REQUIREMENTS
Pick every line with "Consumption" from the material below.
▽
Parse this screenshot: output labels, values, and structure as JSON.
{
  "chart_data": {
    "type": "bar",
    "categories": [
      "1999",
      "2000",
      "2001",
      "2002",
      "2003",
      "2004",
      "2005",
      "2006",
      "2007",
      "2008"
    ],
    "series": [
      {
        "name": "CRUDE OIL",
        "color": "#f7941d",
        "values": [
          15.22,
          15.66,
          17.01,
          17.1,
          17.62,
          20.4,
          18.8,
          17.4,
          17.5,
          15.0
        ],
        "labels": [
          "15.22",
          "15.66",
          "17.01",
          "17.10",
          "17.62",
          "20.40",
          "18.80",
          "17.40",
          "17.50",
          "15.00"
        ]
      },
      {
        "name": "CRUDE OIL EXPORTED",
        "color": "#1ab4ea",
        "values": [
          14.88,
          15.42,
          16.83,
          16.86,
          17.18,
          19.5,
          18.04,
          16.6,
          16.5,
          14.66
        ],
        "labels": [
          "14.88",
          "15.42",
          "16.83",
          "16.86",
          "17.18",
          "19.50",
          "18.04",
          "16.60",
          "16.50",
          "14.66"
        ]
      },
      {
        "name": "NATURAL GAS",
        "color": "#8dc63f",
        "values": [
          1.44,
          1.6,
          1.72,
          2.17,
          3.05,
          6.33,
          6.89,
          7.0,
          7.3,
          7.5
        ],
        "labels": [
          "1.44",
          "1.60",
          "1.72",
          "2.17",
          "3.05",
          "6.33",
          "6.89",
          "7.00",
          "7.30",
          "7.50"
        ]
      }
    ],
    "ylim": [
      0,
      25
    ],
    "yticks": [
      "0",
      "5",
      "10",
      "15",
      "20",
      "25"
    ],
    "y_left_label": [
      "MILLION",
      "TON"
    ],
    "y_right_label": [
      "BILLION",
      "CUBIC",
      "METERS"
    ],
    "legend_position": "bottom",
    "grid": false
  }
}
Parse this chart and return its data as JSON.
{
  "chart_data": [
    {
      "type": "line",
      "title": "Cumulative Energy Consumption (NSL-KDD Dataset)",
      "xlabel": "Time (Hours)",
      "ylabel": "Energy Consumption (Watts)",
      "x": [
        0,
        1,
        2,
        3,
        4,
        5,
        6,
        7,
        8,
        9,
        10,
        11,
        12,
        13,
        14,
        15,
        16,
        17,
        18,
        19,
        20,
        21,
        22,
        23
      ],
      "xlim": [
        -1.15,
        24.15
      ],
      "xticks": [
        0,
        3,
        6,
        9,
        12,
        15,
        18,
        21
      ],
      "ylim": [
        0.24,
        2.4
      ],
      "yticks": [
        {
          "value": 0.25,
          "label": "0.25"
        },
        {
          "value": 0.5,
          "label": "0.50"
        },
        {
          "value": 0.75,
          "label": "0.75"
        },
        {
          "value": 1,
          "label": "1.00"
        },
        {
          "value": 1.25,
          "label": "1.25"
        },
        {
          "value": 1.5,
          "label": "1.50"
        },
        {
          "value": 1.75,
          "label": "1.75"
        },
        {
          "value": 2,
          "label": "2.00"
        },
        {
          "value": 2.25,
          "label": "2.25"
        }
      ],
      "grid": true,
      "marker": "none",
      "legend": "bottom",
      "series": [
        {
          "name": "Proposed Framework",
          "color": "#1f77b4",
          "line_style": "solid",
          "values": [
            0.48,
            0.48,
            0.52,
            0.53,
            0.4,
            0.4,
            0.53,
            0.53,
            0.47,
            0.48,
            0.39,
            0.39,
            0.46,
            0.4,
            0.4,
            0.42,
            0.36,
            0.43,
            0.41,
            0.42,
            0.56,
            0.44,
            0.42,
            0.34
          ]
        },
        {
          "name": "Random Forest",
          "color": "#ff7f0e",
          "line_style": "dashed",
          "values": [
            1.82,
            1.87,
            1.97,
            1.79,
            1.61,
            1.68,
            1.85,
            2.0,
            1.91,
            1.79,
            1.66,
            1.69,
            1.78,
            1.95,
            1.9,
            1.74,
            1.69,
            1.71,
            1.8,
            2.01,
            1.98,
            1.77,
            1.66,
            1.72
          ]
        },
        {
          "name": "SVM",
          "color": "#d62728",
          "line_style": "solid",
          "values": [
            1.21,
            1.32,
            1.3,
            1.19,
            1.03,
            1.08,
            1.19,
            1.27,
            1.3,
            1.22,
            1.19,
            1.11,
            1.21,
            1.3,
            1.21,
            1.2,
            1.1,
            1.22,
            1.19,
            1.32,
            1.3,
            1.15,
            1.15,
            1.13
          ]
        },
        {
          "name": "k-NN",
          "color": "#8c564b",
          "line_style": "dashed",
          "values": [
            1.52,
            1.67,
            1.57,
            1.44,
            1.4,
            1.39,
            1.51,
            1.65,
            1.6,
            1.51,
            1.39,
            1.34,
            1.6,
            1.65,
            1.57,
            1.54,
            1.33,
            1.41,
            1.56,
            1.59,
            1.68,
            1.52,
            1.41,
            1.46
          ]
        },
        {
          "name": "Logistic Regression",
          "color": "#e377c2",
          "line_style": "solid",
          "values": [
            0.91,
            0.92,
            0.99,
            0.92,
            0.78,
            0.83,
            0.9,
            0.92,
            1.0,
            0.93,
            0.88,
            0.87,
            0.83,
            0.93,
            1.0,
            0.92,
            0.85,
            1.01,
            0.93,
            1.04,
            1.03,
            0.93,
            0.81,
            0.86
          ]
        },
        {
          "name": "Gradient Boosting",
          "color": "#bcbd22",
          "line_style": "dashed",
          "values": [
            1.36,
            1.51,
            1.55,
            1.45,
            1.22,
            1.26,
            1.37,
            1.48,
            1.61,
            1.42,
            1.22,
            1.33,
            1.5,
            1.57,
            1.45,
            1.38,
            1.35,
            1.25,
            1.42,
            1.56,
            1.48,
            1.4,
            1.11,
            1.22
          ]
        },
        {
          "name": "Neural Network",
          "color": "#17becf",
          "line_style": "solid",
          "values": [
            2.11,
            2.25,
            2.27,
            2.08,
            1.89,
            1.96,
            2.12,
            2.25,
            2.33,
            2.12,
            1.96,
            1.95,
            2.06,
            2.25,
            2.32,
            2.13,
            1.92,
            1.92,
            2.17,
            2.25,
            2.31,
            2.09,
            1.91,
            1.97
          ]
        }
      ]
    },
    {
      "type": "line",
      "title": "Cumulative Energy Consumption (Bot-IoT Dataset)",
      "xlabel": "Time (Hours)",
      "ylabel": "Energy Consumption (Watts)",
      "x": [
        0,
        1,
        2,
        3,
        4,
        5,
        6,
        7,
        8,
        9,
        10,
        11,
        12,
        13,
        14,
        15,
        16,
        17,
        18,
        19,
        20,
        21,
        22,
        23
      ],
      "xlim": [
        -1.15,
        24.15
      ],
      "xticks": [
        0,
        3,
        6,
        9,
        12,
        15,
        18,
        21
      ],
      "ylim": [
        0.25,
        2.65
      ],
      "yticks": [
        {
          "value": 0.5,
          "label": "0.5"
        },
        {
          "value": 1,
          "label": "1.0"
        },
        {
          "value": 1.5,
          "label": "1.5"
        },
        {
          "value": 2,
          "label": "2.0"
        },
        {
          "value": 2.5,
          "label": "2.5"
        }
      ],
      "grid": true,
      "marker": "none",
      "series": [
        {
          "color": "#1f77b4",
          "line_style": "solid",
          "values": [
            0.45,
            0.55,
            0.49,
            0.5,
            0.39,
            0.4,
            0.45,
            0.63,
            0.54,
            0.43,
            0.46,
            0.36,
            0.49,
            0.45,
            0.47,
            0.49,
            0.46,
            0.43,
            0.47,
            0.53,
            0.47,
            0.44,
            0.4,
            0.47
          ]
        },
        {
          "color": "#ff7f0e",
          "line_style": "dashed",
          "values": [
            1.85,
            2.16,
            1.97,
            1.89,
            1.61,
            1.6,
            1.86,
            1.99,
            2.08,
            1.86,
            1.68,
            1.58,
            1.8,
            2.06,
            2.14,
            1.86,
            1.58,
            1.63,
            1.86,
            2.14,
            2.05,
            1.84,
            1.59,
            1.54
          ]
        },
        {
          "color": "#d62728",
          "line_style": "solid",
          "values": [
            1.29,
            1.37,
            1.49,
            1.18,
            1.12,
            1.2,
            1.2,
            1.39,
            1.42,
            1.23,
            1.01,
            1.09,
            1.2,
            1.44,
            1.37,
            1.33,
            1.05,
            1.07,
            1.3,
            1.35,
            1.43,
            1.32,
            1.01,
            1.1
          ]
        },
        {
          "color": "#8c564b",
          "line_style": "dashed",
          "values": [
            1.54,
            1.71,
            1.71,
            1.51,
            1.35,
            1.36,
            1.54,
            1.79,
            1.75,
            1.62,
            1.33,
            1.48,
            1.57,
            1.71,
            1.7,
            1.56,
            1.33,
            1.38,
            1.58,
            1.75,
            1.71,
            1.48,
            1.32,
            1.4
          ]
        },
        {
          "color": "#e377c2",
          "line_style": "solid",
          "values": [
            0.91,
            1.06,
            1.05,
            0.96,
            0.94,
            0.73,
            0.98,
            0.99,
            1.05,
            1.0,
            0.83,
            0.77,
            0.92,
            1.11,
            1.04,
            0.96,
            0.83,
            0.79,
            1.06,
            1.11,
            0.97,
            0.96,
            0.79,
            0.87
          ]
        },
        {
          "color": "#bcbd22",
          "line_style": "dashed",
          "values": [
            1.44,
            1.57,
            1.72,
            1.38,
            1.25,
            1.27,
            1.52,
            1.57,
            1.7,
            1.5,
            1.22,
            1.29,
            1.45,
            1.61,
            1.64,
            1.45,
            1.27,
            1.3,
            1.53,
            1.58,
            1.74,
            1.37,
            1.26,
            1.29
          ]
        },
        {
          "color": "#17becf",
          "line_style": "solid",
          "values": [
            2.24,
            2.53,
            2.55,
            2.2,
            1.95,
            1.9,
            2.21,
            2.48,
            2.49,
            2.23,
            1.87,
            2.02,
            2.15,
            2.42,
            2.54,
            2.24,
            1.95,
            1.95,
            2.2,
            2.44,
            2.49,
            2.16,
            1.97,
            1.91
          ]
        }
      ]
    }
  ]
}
△
WRITTEN RESPONSE
      "title": "Cumulative Energy Consumption (NSL-KDD Dataset)",
      "ylabel": "Energy Consumption (Watts)",
      "title": "Cumulative Energy Consumption (Bot-IoT Dataset)",
      "ylabel": "Energy Consumption (Watts)",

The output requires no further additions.